→ To be done
Only the number is wanted: how many lines hold the word "CORE"?

(Figure data in JSON)
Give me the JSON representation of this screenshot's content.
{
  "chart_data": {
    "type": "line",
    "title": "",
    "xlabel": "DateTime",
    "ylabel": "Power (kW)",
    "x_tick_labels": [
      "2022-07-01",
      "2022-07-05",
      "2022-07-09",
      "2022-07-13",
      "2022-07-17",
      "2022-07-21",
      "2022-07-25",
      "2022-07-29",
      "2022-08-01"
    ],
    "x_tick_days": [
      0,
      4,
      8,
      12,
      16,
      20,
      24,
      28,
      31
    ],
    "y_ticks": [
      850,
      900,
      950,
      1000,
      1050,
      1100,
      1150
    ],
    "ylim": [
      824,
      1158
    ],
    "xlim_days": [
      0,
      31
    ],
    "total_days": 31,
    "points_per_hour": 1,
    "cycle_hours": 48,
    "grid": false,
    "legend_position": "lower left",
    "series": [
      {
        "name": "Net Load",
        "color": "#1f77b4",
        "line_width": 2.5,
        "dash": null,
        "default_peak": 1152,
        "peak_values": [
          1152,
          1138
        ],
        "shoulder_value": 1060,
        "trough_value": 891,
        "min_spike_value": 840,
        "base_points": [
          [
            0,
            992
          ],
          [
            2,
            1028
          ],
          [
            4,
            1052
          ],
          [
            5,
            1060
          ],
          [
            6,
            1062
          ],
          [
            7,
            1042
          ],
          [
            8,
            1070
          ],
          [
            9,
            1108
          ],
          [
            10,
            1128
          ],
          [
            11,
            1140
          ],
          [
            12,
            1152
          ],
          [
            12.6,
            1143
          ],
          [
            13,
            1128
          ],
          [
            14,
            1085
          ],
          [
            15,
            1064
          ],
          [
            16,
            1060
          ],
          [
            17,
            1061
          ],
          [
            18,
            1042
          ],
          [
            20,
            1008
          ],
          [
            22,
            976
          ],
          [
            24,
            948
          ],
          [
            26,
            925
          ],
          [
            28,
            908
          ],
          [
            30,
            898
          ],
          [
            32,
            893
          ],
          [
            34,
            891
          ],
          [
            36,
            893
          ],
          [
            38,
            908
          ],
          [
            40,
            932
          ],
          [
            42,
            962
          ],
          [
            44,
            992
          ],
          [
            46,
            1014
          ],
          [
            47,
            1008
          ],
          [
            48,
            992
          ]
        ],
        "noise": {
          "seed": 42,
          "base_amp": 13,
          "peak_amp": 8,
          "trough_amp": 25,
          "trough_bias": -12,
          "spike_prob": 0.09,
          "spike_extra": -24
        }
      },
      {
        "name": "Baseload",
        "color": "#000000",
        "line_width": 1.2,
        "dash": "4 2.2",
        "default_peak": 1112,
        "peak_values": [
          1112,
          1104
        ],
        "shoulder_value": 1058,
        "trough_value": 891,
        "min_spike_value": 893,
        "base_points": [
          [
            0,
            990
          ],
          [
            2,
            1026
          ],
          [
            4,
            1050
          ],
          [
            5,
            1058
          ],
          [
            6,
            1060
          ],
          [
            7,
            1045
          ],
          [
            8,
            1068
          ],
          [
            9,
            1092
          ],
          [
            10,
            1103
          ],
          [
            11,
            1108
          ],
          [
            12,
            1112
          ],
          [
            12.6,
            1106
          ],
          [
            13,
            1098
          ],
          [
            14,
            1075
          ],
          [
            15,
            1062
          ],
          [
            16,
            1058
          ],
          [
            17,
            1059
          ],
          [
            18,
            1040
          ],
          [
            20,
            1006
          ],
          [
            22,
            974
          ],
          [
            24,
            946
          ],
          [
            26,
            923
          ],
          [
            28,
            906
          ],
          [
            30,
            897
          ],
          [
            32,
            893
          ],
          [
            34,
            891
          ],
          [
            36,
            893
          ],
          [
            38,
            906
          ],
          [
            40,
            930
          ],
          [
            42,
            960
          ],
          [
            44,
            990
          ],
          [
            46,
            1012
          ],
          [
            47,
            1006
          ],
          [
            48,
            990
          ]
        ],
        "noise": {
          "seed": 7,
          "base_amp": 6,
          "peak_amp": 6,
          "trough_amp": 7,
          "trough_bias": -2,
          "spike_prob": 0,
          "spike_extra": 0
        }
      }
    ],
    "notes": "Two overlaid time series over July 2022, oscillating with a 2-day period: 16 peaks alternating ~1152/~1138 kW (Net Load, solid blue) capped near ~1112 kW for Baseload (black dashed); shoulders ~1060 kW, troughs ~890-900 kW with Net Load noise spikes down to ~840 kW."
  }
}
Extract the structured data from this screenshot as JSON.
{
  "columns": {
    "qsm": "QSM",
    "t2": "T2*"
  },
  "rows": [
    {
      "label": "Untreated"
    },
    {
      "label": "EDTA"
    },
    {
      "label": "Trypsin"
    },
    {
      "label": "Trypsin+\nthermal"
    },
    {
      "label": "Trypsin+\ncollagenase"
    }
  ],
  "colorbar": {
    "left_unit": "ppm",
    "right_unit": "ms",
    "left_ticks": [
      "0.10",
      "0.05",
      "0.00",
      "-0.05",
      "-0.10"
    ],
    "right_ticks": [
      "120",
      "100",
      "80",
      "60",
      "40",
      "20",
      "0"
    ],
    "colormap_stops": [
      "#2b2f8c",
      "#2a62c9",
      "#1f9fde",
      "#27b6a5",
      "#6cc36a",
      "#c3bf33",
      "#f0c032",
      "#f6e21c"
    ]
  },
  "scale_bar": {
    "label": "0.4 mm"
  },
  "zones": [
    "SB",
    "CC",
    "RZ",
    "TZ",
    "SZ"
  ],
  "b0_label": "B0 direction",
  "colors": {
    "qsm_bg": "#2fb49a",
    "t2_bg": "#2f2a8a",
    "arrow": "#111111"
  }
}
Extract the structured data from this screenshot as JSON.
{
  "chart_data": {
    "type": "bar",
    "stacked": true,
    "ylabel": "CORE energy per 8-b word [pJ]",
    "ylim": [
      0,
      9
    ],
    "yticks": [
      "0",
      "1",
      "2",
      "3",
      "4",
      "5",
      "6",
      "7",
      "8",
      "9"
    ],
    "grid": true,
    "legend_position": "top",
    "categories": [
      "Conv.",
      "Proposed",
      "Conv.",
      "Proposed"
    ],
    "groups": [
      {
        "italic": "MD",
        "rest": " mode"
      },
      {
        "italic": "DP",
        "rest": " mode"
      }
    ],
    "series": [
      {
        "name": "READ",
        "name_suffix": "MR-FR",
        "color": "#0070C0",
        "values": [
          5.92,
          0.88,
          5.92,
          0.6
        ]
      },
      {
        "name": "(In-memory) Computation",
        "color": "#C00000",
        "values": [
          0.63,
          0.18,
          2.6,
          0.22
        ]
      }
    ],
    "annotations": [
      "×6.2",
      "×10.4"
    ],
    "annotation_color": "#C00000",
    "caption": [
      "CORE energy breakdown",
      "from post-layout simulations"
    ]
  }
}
* * *
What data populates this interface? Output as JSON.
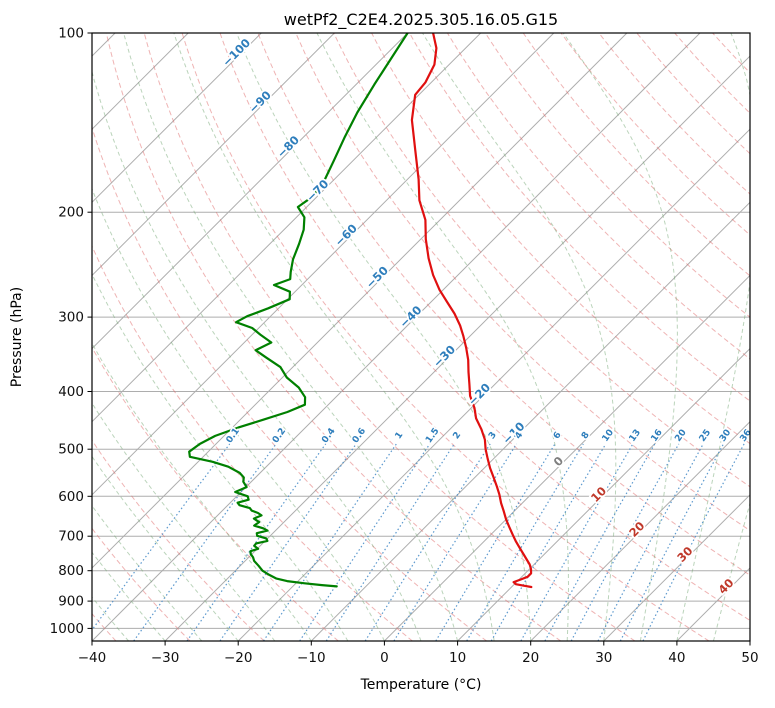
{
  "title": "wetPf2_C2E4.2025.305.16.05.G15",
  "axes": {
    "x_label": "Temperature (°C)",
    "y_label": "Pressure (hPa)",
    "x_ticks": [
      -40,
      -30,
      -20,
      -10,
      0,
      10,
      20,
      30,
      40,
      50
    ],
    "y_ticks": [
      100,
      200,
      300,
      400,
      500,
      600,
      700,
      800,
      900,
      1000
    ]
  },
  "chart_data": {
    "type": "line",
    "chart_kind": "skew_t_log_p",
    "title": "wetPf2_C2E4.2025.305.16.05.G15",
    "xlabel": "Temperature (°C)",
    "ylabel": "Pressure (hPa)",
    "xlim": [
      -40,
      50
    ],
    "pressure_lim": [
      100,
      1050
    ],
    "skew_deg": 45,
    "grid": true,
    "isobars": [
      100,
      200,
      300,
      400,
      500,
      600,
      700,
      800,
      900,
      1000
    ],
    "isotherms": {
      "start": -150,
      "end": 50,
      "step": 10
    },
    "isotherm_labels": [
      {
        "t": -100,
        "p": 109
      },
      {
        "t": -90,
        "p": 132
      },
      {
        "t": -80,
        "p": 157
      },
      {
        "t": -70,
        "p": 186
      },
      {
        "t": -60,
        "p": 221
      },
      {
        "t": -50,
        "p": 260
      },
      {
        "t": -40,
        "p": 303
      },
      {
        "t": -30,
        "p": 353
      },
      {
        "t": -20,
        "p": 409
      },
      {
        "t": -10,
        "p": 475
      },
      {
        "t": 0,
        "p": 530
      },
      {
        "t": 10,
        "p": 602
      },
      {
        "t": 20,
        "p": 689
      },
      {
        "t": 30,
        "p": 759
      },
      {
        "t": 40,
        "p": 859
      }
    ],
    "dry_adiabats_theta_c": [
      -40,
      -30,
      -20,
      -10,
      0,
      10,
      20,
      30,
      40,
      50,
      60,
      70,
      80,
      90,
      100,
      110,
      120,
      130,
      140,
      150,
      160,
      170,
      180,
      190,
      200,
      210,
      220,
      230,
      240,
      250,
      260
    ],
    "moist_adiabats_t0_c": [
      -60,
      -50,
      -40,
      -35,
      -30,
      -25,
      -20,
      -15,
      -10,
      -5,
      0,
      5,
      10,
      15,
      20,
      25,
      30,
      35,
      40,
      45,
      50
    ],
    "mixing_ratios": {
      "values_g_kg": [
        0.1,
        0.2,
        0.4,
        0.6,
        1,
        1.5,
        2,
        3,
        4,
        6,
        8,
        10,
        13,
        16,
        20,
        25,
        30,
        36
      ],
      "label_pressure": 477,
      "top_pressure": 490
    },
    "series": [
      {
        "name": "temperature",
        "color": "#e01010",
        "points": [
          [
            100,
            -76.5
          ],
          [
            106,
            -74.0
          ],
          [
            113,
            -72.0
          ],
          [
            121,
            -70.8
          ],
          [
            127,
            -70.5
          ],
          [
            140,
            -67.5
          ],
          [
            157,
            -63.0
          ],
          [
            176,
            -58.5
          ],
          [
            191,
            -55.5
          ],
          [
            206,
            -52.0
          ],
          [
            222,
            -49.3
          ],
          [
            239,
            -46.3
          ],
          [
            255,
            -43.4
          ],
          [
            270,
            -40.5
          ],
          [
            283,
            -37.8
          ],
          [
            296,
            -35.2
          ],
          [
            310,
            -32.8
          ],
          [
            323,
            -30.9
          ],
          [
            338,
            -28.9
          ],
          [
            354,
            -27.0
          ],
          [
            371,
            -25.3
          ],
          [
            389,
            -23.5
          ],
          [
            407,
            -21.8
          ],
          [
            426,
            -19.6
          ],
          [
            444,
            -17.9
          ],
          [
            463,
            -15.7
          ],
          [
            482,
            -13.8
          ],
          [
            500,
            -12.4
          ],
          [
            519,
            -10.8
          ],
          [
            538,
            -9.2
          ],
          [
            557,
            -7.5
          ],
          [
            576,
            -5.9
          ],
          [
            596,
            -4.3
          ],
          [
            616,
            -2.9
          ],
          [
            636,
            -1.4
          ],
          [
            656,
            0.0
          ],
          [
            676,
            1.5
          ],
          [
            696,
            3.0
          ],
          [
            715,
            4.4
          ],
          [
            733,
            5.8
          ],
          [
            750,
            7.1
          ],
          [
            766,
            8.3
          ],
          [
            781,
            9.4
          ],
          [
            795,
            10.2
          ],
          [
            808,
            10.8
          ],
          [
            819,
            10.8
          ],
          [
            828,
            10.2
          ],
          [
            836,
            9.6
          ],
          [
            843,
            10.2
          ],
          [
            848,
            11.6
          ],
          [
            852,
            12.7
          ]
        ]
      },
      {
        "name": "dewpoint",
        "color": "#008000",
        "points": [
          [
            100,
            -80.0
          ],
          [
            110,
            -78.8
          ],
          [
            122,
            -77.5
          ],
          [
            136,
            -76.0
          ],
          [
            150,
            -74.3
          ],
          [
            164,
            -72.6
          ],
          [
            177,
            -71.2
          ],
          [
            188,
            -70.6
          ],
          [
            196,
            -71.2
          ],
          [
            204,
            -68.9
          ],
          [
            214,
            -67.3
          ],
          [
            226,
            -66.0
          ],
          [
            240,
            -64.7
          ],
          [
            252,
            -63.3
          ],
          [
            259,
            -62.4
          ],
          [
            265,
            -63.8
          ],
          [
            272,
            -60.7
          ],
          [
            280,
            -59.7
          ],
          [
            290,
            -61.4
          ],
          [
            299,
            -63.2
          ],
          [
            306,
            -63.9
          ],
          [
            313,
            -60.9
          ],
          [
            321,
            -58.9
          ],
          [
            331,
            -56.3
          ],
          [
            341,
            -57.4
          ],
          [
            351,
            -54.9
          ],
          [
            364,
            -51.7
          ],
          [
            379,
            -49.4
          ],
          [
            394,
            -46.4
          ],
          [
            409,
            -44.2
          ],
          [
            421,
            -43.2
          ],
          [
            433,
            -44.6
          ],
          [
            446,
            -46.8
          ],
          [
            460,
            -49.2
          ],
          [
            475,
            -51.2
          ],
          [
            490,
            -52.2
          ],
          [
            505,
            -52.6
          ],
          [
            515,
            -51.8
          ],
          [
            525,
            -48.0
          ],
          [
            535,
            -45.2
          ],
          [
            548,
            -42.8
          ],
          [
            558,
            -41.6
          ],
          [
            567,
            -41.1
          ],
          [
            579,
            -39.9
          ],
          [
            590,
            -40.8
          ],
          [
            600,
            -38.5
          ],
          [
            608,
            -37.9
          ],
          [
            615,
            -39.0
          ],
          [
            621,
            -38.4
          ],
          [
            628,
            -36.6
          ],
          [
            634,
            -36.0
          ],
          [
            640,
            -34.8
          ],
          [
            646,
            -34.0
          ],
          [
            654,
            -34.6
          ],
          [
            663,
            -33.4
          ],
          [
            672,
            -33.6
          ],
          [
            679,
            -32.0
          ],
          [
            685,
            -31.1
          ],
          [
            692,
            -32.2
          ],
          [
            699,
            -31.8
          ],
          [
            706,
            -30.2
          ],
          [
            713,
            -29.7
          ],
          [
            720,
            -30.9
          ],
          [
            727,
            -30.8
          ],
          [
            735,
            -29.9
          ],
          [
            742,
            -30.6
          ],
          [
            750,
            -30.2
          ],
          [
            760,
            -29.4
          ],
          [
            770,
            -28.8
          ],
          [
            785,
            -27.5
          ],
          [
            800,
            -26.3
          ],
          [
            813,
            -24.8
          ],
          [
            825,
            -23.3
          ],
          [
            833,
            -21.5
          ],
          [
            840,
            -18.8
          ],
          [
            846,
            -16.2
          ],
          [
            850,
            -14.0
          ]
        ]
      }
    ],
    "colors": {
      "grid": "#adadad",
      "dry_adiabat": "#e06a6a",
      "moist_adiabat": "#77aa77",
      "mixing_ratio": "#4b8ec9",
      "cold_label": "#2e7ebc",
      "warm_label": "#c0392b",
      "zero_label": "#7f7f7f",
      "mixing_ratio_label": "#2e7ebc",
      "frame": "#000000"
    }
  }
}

→ Final result
2